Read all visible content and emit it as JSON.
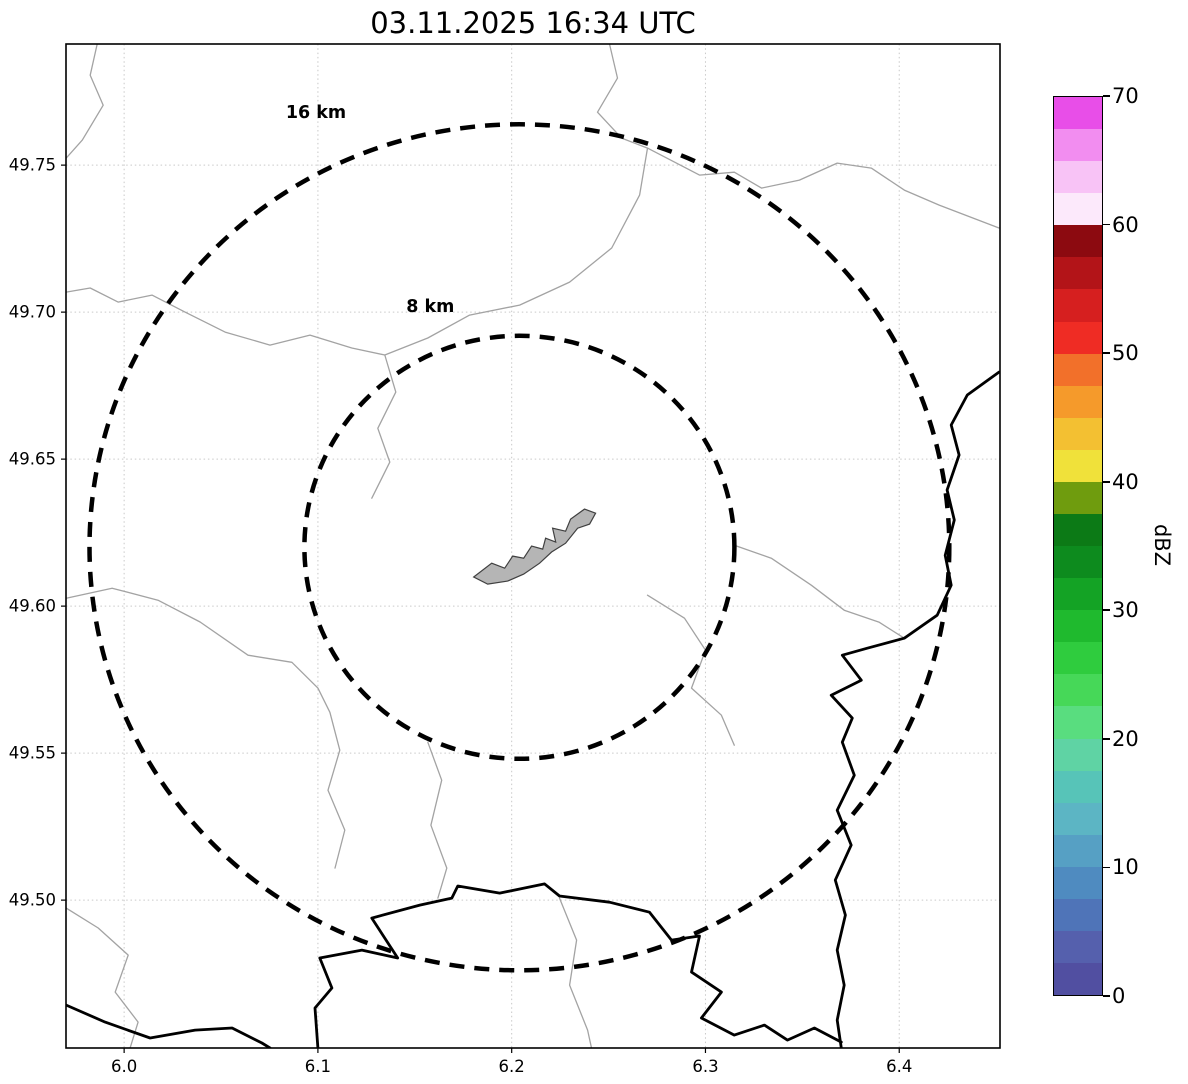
{
  "title": "03.11.2025 16:34 UTC",
  "axes": {
    "xlim": [
      5.97,
      6.452
    ],
    "ylim": [
      49.4497,
      49.7912
    ],
    "x_ticks": [
      "6.0",
      "6.1",
      "6.2",
      "6.3",
      "6.4"
    ],
    "x_tick_values": [
      6.0,
      6.1,
      6.2,
      6.3,
      6.4
    ],
    "y_ticks": [
      "49.75",
      "49.70",
      "49.65",
      "49.60",
      "49.55",
      "49.50"
    ],
    "y_tick_values": [
      49.75,
      49.7,
      49.65,
      49.6,
      49.55,
      49.5
    ],
    "grid": true
  },
  "range_rings": {
    "center": {
      "lon": 6.204,
      "lat": 49.62
    },
    "rings": [
      {
        "label": "8 km",
        "radius_km": 8,
        "label_pos": {
          "lon": 6.158,
          "lat": 49.7
        }
      },
      {
        "label": "16 km",
        "radius_km": 16,
        "label_pos": {
          "lon": 6.099,
          "lat": 49.766
        }
      }
    ]
  },
  "colorbar": {
    "label": "dBZ",
    "min": 0,
    "max": 70,
    "ticks": [
      0,
      10,
      20,
      30,
      40,
      50,
      60,
      70
    ],
    "segment_step": 2.5,
    "colors_bottom_to_top": [
      "#514fa1",
      "#5560ad",
      "#4f74b8",
      "#4f8bc0",
      "#56a0c4",
      "#5cb5c4",
      "#57c4b8",
      "#5fd3a4",
      "#59dd7f",
      "#46d858",
      "#2fcc3e",
      "#1fba2e",
      "#14a325",
      "#0d8b1e",
      "#0c7a16",
      "#6f9c0e",
      "#f0e13a",
      "#f3c032",
      "#f59a2b",
      "#f2702a",
      "#ef2c24",
      "#d61f1f",
      "#b31418",
      "#8c0a10",
      "#fce9fb",
      "#f8c3f6",
      "#f28df0",
      "#e84ee8"
    ]
  },
  "style_colors": {
    "ring": "#000000",
    "city_fill": "#b5b5b5",
    "thin_boundary": "#a3a3a3",
    "thick_border": "#000000",
    "grid": "#c9c9c9"
  },
  "map_features": {
    "city_polygon": [
      [
        6.1804,
        49.6099
      ],
      [
        6.1897,
        49.6146
      ],
      [
        6.1964,
        49.6129
      ],
      [
        6.2005,
        49.617
      ],
      [
        6.2062,
        49.6163
      ],
      [
        6.2103,
        49.6204
      ],
      [
        6.216,
        49.6194
      ],
      [
        6.2175,
        49.6231
      ],
      [
        6.2227,
        49.6218
      ],
      [
        6.2211,
        49.6265
      ],
      [
        6.2278,
        49.6255
      ],
      [
        6.2304,
        49.6296
      ],
      [
        6.2376,
        49.633
      ],
      [
        6.2433,
        49.6316
      ],
      [
        6.2402,
        49.6279
      ],
      [
        6.234,
        49.6265
      ],
      [
        6.2278,
        49.6214
      ],
      [
        6.2206,
        49.6184
      ],
      [
        6.2144,
        49.6146
      ],
      [
        6.2062,
        49.6109
      ],
      [
        6.1979,
        49.6085
      ],
      [
        6.1876,
        49.6075
      ]
    ],
    "thin_boundaries": [
      [
        [
          5.9861,
          49.7912
        ],
        [
          5.9825,
          49.7806
        ],
        [
          5.9892,
          49.7704
        ],
        [
          5.9784,
          49.7585
        ],
        [
          5.9701,
          49.7524
        ]
      ],
      [
        [
          6.2505,
          49.7912
        ],
        [
          6.2546,
          49.7796
        ],
        [
          6.2443,
          49.768
        ],
        [
          6.2567,
          49.7592
        ],
        [
          6.2701,
          49.7558
        ],
        [
          6.266,
          49.7398
        ],
        [
          6.2516,
          49.7218
        ],
        [
          6.2299,
          49.7102
        ],
        [
          6.2041,
          49.7024
        ],
        [
          6.1783,
          49.699
        ],
        [
          6.1567,
          49.6912
        ],
        [
          6.1345,
          49.6854
        ],
        [
          6.1175,
          49.6878
        ],
        [
          6.0959,
          49.6922
        ],
        [
          6.0753,
          49.6888
        ],
        [
          6.0521,
          49.6932
        ],
        [
          6.0314,
          49.7
        ],
        [
          6.0144,
          49.7058
        ],
        [
          5.9969,
          49.7034
        ],
        [
          5.9825,
          49.7082
        ],
        [
          5.9701,
          49.7068
        ]
      ],
      [
        [
          6.2701,
          49.7558
        ],
        [
          6.2969,
          49.7466
        ],
        [
          6.3149,
          49.7476
        ],
        [
          6.3289,
          49.7422
        ],
        [
          6.3485,
          49.7449
        ],
        [
          6.368,
          49.7507
        ],
        [
          6.3856,
          49.749
        ],
        [
          6.4026,
          49.7415
        ],
        [
          6.4206,
          49.7364
        ],
        [
          6.4515,
          49.7286
        ]
      ],
      [
        [
          5.9701,
          49.6027
        ],
        [
          5.9938,
          49.6061
        ],
        [
          6.0175,
          49.602
        ],
        [
          6.0392,
          49.5946
        ],
        [
          6.0639,
          49.5833
        ],
        [
          6.0866,
          49.5809
        ],
        [
          6.1,
          49.5721
        ],
        [
          6.1062,
          49.5639
        ],
        [
          6.1113,
          49.551
        ],
        [
          6.1052,
          49.5374
        ],
        [
          6.1139,
          49.5238
        ],
        [
          6.1088,
          49.5109
        ]
      ],
      [
        [
          6.1567,
          49.5537
        ],
        [
          6.1639,
          49.5408
        ],
        [
          6.1583,
          49.5255
        ],
        [
          6.1665,
          49.5109
        ],
        [
          6.1619,
          49.5007
        ]
      ],
      [
        [
          6.2247,
          49.5007
        ],
        [
          6.2335,
          49.4864
        ],
        [
          6.2299,
          49.4711
        ],
        [
          6.2392,
          49.4558
        ],
        [
          6.2412,
          49.4497
        ]
      ],
      [
        [
          5.9701,
          49.4973
        ],
        [
          5.9866,
          49.4905
        ],
        [
          6.0021,
          49.4813
        ],
        [
          5.9954,
          49.4687
        ],
        [
          6.0072,
          49.4585
        ],
        [
          6.0031,
          49.4497
        ]
      ],
      [
        [
          6.3149,
          49.6207
        ],
        [
          6.334,
          49.6163
        ],
        [
          6.3546,
          49.6071
        ],
        [
          6.3716,
          49.5986
        ],
        [
          6.3897,
          49.5945
        ],
        [
          6.4026,
          49.5891
        ]
      ],
      [
        [
          6.2701,
          49.6037
        ],
        [
          6.2892,
          49.5959
        ],
        [
          6.3,
          49.585
        ],
        [
          6.2928,
          49.5721
        ],
        [
          6.3082,
          49.5629
        ],
        [
          6.3149,
          49.5527
        ]
      ],
      [
        [
          6.1345,
          49.6854
        ],
        [
          6.1402,
          49.6728
        ],
        [
          6.1309,
          49.6605
        ],
        [
          6.1371,
          49.649
        ],
        [
          6.1278,
          49.6367
        ]
      ]
    ],
    "thick_borders": [
      [
        [
          6.4515,
          49.6796
        ],
        [
          6.4351,
          49.6718
        ],
        [
          6.4268,
          49.6616
        ],
        [
          6.4309,
          49.6514
        ],
        [
          6.4247,
          49.6395
        ],
        [
          6.4284,
          49.6293
        ],
        [
          6.4237,
          49.6173
        ],
        [
          6.4268,
          49.6071
        ],
        [
          6.4196,
          49.5969
        ],
        [
          6.4026,
          49.5891
        ],
        [
          6.3835,
          49.5857
        ],
        [
          6.3706,
          49.5833
        ],
        [
          6.3804,
          49.5748
        ],
        [
          6.3649,
          49.5697
        ],
        [
          6.3758,
          49.5619
        ],
        [
          6.3706,
          49.5537
        ],
        [
          6.3768,
          49.5425
        ],
        [
          6.368,
          49.5306
        ],
        [
          6.3752,
          49.5187
        ],
        [
          6.367,
          49.5068
        ],
        [
          6.3722,
          49.4949
        ],
        [
          6.368,
          49.483
        ],
        [
          6.3716,
          49.4711
        ],
        [
          6.368,
          49.4592
        ],
        [
          6.3701,
          49.4497
        ]
      ],
      [
        [
          5.9701,
          49.4643
        ],
        [
          5.9902,
          49.4585
        ],
        [
          6.0134,
          49.4531
        ],
        [
          6.0366,
          49.4558
        ],
        [
          6.0557,
          49.4565
        ],
        [
          6.0711,
          49.4514
        ],
        [
          6.0753,
          49.4497
        ]
      ],
      [
        [
          6.1,
          49.4497
        ],
        [
          6.0985,
          49.4633
        ],
        [
          6.1072,
          49.4701
        ],
        [
          6.101,
          49.4803
        ],
        [
          6.1227,
          49.483
        ],
        [
          6.1412,
          49.4803
        ],
        [
          6.1278,
          49.4939
        ],
        [
          6.1526,
          49.4983
        ],
        [
          6.1691,
          49.5007
        ],
        [
          6.1722,
          49.5048
        ],
        [
          6.1938,
          49.5024
        ],
        [
          6.217,
          49.5055
        ],
        [
          6.2247,
          49.5014
        ],
        [
          6.2505,
          49.4993
        ],
        [
          6.2711,
          49.4959
        ],
        [
          6.2825,
          49.4864
        ],
        [
          6.2969,
          49.4878
        ],
        [
          6.2928,
          49.4755
        ],
        [
          6.3082,
          49.4687
        ],
        [
          6.2979,
          49.4599
        ],
        [
          6.3149,
          49.4541
        ],
        [
          6.3304,
          49.4575
        ],
        [
          6.3423,
          49.4524
        ],
        [
          6.3562,
          49.4565
        ],
        [
          6.3701,
          49.4517
        ]
      ]
    ]
  },
  "chart_data": {
    "type": "heatmap",
    "title": "03.11.2025 16:34 UTC",
    "xlabel": "",
    "ylabel": "",
    "x_axis": {
      "ticks": [
        6.0,
        6.1,
        6.2,
        6.3,
        6.4
      ],
      "range": [
        5.97,
        6.452
      ]
    },
    "y_axis": {
      "ticks": [
        49.5,
        49.55,
        49.6,
        49.65,
        49.7,
        49.75
      ],
      "range": [
        49.4497,
        49.7912
      ]
    },
    "colorbar": {
      "label": "dBZ",
      "range": [
        0,
        70
      ],
      "ticks": [
        0,
        10,
        20,
        30,
        40,
        50,
        60,
        70
      ]
    },
    "values": [],
    "annotations": [
      {
        "text": "8 km",
        "meaning": "8 km radar range ring",
        "center": [
          6.204,
          49.62
        ]
      },
      {
        "text": "16 km",
        "meaning": "16 km radar range ring",
        "center": [
          6.204,
          49.62
        ]
      }
    ],
    "grid": true,
    "note": "No reflectivity echoes are visible on the map; base map shows administrative boundaries, national border rivers and a gray city polygon near the ring center."
  }
}
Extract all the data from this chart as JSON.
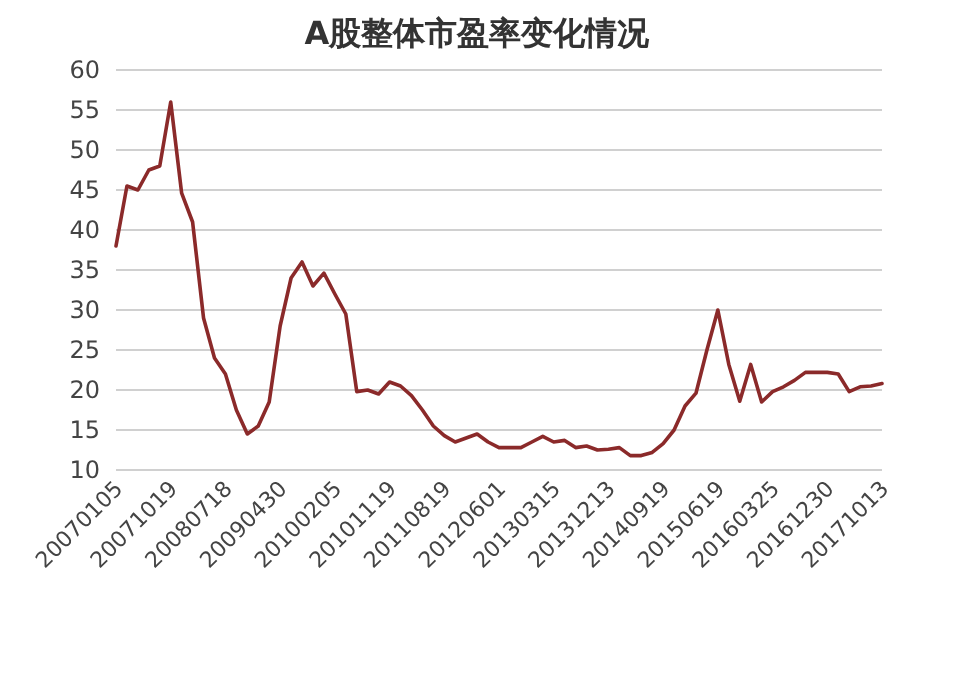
::::::::
Task description |
Tally the lines of the data that hold the string "radar". Answer with the number and nothing more.

Response to the task |
2